» TASK PROMPT: Reading down the listing below, count the lines where the word "cabins" shows up, then give only that count.

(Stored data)
— BEGIN —
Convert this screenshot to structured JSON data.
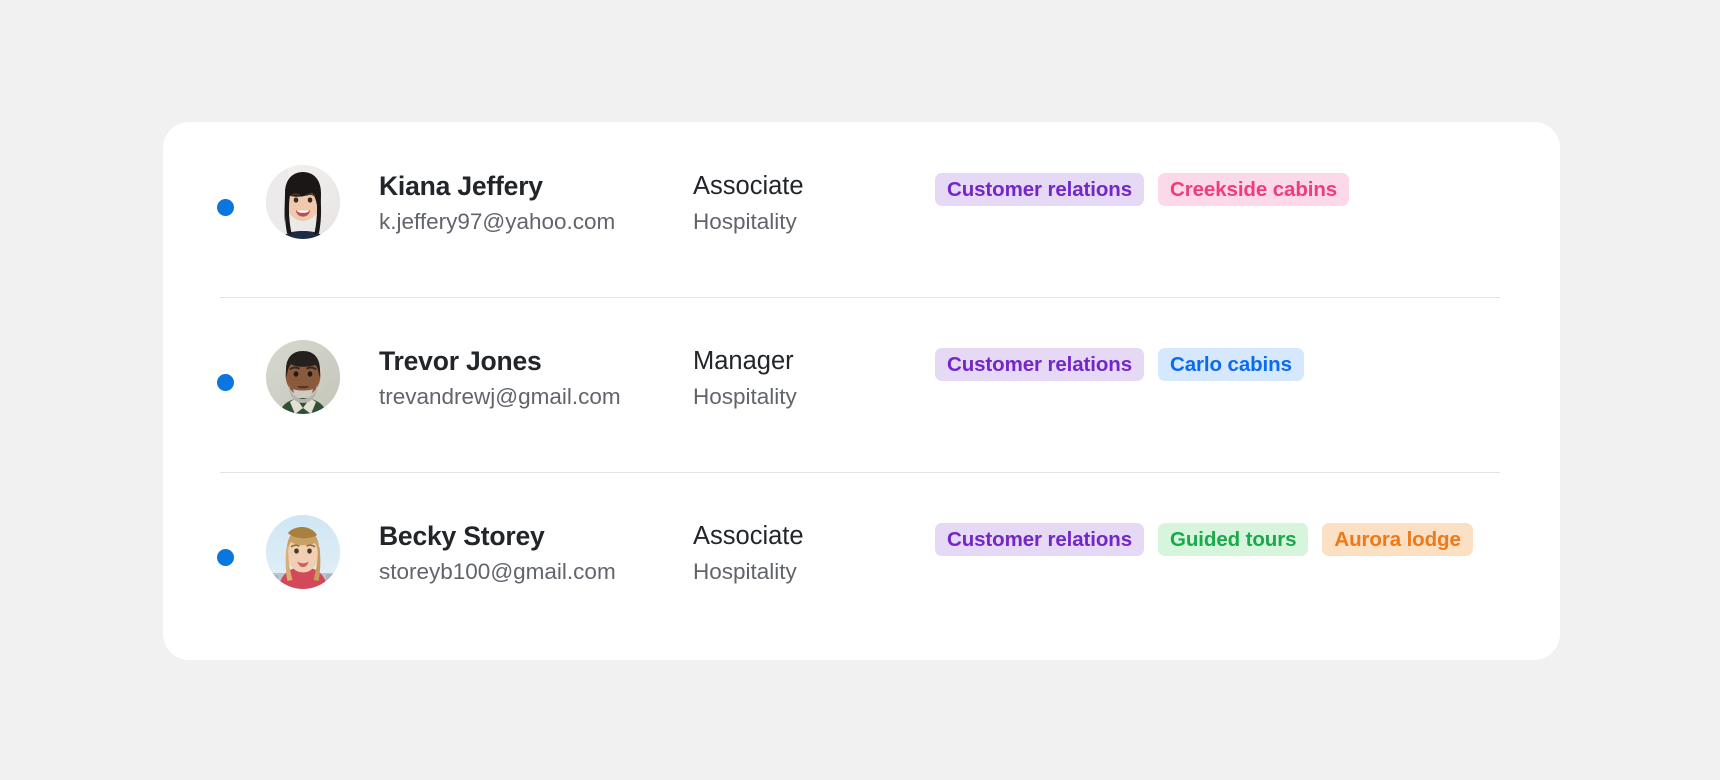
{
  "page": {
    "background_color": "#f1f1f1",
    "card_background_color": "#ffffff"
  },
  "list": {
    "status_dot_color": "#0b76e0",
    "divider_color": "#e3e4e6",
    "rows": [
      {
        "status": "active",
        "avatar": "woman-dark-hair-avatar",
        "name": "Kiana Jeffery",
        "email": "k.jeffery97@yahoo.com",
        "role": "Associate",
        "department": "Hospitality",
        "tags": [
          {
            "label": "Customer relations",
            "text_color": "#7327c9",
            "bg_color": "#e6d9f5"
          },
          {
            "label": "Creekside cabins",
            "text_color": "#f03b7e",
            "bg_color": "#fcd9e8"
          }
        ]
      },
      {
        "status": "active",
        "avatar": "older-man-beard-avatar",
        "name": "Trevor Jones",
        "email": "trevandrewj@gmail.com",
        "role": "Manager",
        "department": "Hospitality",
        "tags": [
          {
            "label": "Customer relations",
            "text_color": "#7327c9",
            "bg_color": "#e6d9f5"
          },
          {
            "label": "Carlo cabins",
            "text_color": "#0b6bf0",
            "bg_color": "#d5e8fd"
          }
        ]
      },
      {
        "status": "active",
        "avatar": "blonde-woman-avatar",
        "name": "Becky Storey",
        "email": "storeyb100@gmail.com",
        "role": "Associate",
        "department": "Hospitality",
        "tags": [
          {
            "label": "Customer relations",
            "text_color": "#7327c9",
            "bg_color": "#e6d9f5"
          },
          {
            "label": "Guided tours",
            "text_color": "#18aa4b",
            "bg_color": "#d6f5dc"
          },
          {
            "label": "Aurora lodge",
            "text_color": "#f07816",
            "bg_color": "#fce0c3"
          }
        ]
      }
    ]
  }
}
— END —
— BEGIN —
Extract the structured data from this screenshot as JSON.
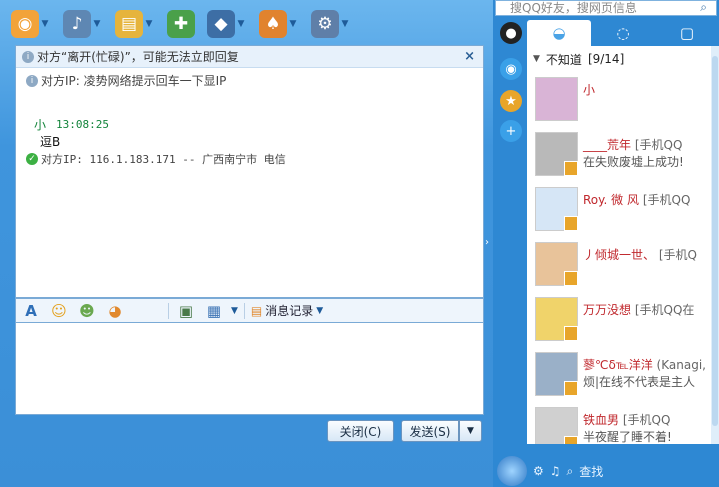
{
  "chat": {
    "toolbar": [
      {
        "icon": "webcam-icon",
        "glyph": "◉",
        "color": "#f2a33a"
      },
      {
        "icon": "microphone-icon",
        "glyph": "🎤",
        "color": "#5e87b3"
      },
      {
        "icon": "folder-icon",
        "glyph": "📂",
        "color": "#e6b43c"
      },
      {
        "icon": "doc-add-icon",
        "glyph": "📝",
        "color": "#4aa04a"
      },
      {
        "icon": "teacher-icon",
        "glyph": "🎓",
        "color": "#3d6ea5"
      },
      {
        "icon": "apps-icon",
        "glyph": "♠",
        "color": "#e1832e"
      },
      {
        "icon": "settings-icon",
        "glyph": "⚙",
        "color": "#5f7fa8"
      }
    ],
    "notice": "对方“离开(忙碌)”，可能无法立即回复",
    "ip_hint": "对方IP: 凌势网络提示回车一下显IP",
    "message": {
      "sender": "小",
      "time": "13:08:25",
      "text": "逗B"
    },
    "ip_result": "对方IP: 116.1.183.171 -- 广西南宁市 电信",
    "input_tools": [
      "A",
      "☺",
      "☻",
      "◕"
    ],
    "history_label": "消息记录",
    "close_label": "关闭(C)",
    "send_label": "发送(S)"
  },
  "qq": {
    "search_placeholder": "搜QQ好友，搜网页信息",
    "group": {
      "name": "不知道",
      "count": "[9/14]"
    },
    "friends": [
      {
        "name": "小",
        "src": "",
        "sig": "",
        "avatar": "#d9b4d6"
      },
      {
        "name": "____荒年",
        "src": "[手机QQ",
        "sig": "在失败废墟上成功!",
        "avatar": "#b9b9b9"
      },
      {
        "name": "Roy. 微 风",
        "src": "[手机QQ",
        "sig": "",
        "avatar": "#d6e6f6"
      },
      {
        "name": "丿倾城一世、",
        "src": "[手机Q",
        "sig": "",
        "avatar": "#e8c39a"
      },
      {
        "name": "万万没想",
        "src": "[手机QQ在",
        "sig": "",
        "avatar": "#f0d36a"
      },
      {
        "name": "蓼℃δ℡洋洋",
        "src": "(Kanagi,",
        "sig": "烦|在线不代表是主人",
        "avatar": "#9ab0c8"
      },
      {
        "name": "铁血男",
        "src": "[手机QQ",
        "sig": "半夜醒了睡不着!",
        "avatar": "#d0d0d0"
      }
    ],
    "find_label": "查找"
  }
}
— END —
» FINAL ANSWER: 2